What lines of the data include the string "emoji"? Copy them all.

======== Dataset records

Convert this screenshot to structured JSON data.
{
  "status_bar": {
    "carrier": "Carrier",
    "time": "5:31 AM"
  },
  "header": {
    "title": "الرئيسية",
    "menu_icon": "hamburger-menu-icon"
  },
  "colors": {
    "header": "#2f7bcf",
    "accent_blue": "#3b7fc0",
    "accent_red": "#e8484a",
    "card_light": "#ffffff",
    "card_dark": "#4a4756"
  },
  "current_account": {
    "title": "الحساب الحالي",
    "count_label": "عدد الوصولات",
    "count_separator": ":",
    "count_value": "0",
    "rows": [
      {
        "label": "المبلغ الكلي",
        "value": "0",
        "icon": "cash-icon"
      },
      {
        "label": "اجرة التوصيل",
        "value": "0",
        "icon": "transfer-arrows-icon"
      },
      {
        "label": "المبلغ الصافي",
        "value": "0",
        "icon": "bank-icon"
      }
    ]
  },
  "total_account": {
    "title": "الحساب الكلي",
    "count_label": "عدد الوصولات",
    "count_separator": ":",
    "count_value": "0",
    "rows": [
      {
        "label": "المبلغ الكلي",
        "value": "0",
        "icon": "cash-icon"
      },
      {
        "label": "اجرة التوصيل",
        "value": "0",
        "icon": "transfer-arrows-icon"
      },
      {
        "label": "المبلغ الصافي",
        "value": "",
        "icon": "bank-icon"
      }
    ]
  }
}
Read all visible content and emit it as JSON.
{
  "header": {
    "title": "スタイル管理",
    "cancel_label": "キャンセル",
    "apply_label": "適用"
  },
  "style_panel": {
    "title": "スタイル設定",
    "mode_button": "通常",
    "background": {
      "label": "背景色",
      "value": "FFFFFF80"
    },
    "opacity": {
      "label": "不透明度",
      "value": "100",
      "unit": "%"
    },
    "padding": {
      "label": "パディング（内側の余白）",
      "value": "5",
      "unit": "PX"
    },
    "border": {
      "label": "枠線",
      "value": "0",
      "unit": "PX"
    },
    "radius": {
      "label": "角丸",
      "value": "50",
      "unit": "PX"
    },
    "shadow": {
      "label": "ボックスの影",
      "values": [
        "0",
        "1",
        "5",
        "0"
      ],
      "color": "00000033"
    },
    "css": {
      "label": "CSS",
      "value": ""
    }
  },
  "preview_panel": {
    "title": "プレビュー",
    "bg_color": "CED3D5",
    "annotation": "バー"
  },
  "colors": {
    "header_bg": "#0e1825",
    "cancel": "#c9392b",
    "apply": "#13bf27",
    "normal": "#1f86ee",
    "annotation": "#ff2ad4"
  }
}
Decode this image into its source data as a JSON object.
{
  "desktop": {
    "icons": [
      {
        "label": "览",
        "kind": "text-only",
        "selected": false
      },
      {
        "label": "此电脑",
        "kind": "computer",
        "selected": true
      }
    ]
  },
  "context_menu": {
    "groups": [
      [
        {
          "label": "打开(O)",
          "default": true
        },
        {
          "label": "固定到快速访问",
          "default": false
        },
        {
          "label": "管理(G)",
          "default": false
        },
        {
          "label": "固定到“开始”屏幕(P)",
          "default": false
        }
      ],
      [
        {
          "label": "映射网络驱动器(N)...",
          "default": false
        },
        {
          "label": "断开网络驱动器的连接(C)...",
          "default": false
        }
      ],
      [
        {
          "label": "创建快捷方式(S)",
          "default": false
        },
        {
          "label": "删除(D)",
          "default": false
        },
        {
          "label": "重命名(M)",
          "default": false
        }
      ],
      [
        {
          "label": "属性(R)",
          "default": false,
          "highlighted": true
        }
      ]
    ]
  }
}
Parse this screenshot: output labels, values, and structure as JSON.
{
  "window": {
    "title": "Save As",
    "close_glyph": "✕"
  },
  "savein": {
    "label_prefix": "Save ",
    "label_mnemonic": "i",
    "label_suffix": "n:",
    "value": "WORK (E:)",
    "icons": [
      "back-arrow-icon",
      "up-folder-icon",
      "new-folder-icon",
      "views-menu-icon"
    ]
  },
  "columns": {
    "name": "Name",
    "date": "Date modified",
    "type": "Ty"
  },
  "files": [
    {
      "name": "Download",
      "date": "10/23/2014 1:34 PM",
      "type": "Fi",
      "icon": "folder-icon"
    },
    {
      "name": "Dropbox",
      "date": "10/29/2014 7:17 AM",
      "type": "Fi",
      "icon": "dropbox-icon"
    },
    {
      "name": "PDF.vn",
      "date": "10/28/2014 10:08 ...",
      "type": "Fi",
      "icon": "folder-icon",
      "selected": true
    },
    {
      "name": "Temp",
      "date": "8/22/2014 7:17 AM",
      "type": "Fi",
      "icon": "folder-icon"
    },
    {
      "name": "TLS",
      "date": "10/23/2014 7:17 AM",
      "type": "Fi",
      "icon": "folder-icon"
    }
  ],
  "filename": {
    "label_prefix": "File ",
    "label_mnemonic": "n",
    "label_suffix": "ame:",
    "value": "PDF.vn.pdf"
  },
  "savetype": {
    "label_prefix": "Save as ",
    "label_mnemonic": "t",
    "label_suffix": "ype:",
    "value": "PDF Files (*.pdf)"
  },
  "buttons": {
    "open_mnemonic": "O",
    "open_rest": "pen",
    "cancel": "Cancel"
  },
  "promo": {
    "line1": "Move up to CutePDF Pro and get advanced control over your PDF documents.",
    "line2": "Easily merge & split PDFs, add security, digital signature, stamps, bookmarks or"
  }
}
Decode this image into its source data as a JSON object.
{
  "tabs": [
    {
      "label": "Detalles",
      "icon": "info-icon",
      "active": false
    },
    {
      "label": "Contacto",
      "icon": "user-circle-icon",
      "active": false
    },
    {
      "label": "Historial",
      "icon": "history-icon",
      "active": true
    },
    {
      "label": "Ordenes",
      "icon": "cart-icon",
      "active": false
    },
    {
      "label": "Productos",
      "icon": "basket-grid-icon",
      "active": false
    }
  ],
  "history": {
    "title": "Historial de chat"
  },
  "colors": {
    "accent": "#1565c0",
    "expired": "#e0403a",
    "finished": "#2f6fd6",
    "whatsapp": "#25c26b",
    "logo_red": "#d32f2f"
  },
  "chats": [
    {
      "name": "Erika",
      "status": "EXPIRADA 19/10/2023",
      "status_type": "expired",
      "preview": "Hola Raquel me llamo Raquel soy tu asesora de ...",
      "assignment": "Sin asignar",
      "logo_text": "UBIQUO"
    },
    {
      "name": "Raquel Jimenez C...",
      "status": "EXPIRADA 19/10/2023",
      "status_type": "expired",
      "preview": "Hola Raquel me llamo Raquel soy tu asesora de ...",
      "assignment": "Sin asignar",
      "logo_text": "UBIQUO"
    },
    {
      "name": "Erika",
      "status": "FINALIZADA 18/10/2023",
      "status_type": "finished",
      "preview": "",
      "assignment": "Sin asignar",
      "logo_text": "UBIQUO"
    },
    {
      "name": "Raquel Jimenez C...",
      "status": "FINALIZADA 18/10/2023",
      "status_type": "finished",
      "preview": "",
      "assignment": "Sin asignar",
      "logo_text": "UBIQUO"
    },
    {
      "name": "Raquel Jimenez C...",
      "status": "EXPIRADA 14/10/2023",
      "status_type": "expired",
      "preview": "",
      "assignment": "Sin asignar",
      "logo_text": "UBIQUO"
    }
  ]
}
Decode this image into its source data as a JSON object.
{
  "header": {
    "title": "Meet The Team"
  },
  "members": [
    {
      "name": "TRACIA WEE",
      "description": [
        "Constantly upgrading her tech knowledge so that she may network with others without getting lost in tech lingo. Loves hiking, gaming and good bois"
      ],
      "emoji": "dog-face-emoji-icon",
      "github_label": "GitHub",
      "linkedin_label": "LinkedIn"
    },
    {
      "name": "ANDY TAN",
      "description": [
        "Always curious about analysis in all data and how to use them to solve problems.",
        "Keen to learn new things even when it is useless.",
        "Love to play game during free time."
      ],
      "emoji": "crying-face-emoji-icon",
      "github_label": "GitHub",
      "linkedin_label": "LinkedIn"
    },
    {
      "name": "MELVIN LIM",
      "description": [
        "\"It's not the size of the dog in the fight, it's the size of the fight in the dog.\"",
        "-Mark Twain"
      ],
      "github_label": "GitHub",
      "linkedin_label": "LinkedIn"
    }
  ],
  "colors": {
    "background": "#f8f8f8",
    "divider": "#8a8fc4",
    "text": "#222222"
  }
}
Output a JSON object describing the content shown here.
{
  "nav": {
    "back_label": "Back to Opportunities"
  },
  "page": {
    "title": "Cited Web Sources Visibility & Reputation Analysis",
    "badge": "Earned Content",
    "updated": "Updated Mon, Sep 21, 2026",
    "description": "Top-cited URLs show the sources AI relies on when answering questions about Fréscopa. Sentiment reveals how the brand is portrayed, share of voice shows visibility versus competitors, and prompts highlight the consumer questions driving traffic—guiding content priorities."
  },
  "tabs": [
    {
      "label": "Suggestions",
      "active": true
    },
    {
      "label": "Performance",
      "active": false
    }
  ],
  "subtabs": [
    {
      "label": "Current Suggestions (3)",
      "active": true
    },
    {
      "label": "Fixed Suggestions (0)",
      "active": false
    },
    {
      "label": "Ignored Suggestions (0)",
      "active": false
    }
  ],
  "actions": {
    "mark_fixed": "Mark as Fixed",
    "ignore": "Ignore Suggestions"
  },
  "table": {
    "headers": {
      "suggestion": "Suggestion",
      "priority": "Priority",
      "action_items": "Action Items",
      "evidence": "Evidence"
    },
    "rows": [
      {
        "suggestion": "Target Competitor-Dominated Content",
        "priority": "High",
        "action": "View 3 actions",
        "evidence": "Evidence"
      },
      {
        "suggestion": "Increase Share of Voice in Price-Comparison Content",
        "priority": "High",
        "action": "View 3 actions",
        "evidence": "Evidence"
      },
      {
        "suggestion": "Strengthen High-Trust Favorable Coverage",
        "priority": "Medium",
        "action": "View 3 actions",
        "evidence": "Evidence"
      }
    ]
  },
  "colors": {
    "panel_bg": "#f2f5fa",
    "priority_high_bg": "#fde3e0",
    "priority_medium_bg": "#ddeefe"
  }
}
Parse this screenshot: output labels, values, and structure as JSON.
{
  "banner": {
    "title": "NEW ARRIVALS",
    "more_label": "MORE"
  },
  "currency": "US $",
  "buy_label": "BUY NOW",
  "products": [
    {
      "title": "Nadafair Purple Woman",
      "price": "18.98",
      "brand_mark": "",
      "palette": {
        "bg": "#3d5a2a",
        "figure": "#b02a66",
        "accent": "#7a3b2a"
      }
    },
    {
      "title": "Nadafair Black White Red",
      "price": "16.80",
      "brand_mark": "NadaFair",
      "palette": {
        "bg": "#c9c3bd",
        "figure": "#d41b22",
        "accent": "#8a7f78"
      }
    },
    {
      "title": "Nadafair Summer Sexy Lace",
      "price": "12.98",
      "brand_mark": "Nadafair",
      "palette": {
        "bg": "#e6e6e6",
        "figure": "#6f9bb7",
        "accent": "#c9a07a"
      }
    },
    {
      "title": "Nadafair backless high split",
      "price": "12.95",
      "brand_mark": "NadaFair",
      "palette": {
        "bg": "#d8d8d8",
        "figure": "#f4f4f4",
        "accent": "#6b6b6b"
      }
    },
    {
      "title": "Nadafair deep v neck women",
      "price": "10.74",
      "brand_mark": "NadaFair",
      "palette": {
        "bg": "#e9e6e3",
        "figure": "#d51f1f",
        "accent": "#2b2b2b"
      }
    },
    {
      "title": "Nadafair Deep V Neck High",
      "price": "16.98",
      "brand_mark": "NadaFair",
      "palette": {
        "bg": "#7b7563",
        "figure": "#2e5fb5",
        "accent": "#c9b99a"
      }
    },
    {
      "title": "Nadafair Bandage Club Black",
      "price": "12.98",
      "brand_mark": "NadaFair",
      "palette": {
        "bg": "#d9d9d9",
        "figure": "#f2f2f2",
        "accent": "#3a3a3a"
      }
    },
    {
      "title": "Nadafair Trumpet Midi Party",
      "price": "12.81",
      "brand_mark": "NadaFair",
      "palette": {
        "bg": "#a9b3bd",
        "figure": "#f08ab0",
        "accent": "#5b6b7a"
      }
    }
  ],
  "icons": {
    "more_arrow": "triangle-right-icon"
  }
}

================

# The solution
      "emoji": "dog-face-emoji-icon",
      "emoji": "crying-face-emoji-icon",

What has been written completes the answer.